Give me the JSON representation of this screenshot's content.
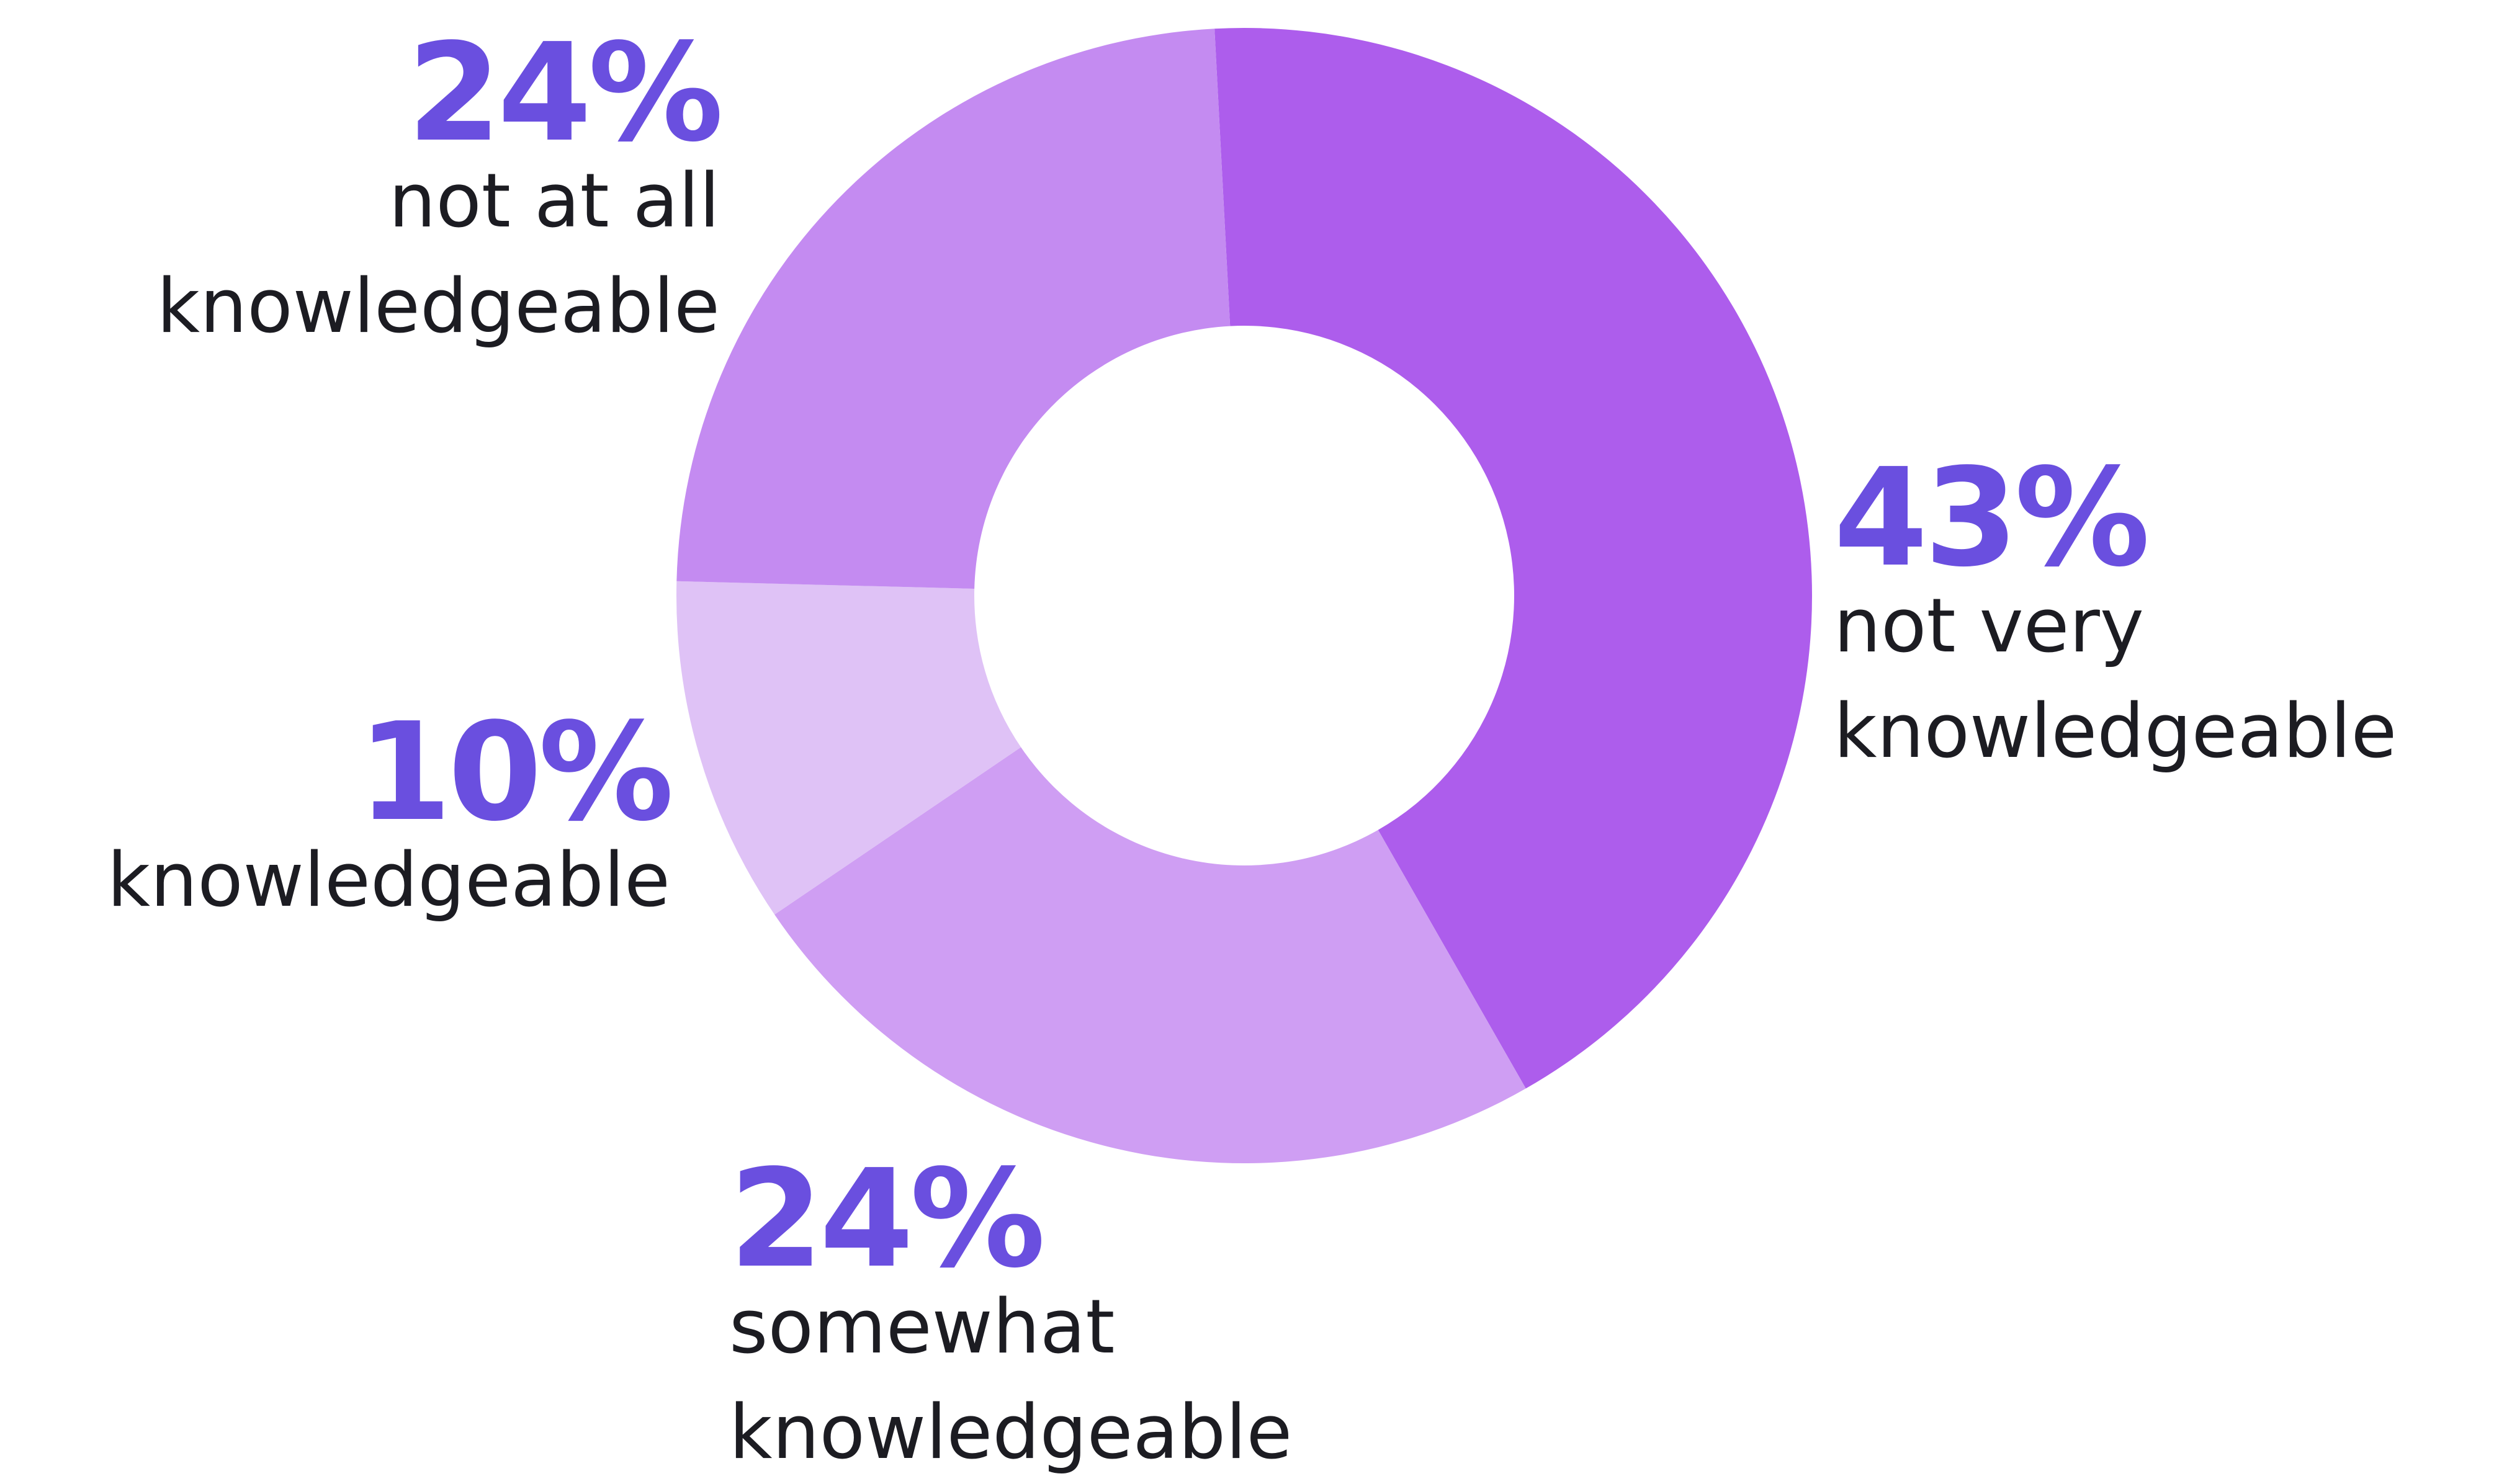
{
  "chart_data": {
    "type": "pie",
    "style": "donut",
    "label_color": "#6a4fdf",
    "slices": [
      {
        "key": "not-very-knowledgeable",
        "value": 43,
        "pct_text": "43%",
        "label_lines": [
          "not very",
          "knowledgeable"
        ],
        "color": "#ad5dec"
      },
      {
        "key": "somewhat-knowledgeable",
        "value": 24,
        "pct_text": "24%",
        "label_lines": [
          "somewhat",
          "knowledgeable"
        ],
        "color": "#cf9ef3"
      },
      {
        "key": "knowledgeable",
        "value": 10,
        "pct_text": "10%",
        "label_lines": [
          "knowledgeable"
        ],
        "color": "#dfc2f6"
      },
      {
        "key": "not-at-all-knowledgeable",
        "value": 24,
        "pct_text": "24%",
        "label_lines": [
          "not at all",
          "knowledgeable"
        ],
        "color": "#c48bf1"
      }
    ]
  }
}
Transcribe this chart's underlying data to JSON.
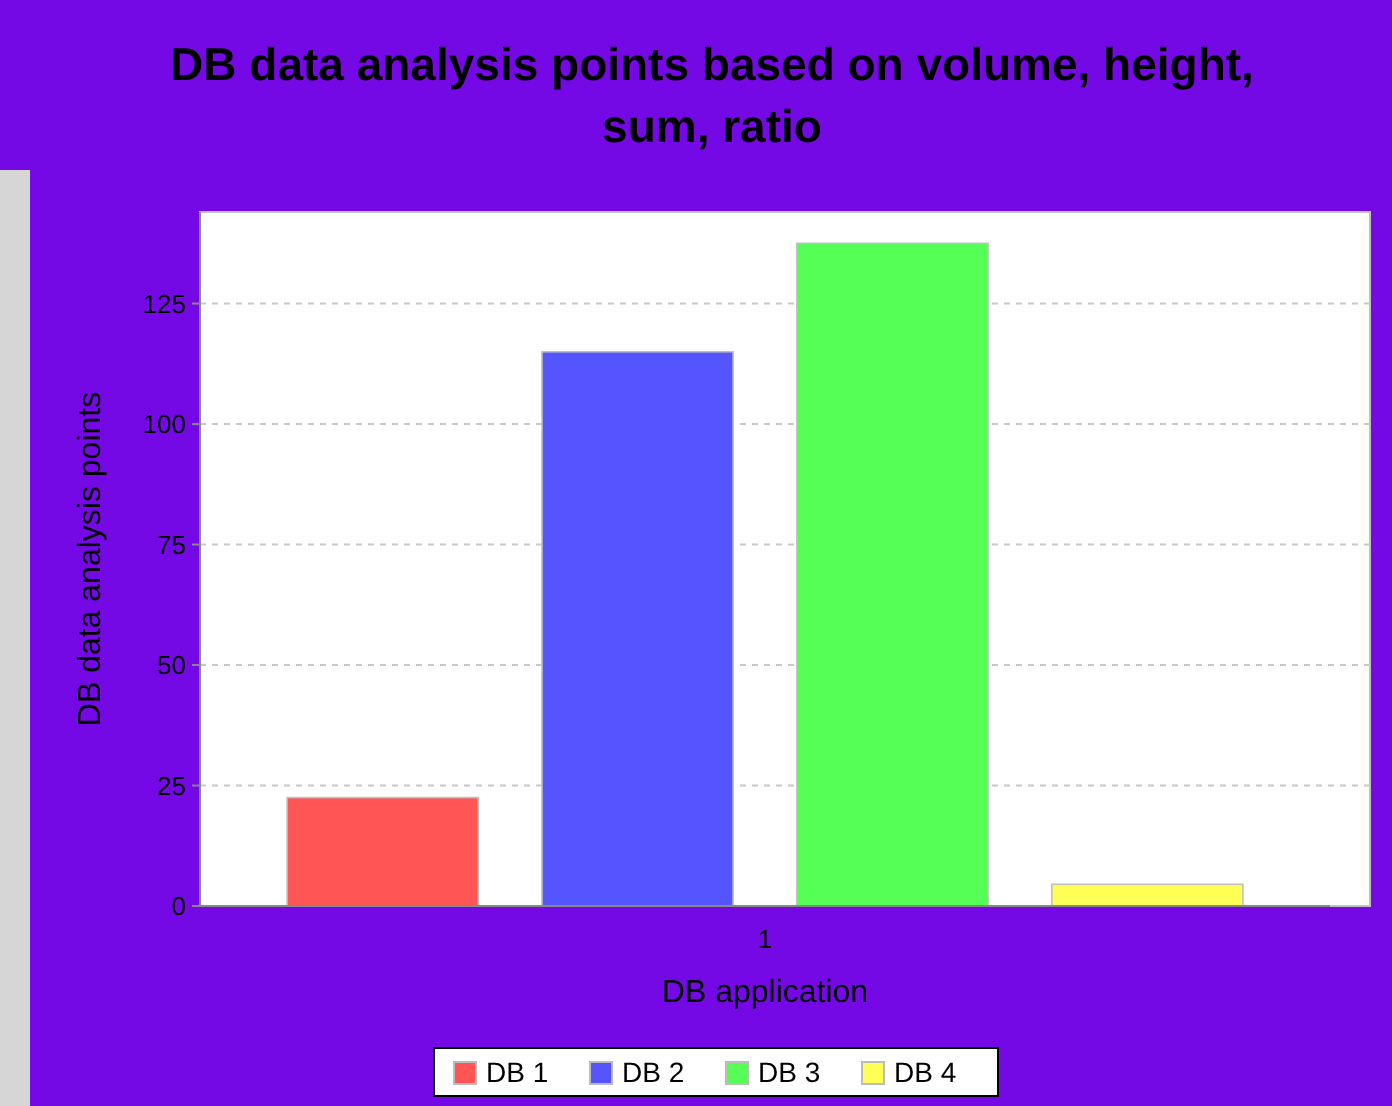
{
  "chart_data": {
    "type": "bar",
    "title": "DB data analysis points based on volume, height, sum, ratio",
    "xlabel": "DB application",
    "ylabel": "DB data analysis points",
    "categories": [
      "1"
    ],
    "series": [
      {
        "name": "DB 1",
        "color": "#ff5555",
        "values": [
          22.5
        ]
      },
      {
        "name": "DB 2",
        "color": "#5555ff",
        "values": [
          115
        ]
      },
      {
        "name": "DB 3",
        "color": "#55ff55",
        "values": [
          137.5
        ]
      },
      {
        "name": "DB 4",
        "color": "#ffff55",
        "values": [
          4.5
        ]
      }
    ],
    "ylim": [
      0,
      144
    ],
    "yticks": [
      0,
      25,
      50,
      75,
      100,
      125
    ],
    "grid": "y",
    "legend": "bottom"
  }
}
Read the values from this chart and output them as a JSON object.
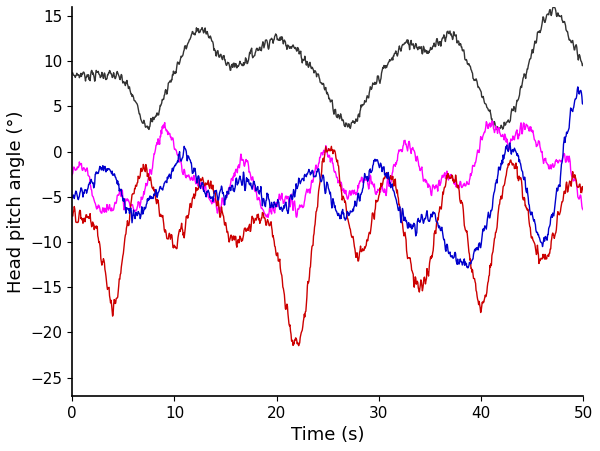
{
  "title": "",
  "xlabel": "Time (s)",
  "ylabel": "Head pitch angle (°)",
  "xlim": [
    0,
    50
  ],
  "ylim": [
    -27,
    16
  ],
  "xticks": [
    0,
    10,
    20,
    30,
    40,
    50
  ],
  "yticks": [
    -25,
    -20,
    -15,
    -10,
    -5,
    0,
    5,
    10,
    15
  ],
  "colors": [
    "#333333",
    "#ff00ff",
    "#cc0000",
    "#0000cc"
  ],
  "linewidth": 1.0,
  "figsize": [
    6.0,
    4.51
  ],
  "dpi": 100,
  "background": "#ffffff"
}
===
- Given request:
Tally every line of the listing that holds the string "title", then give the number by itself.

- Final result:
2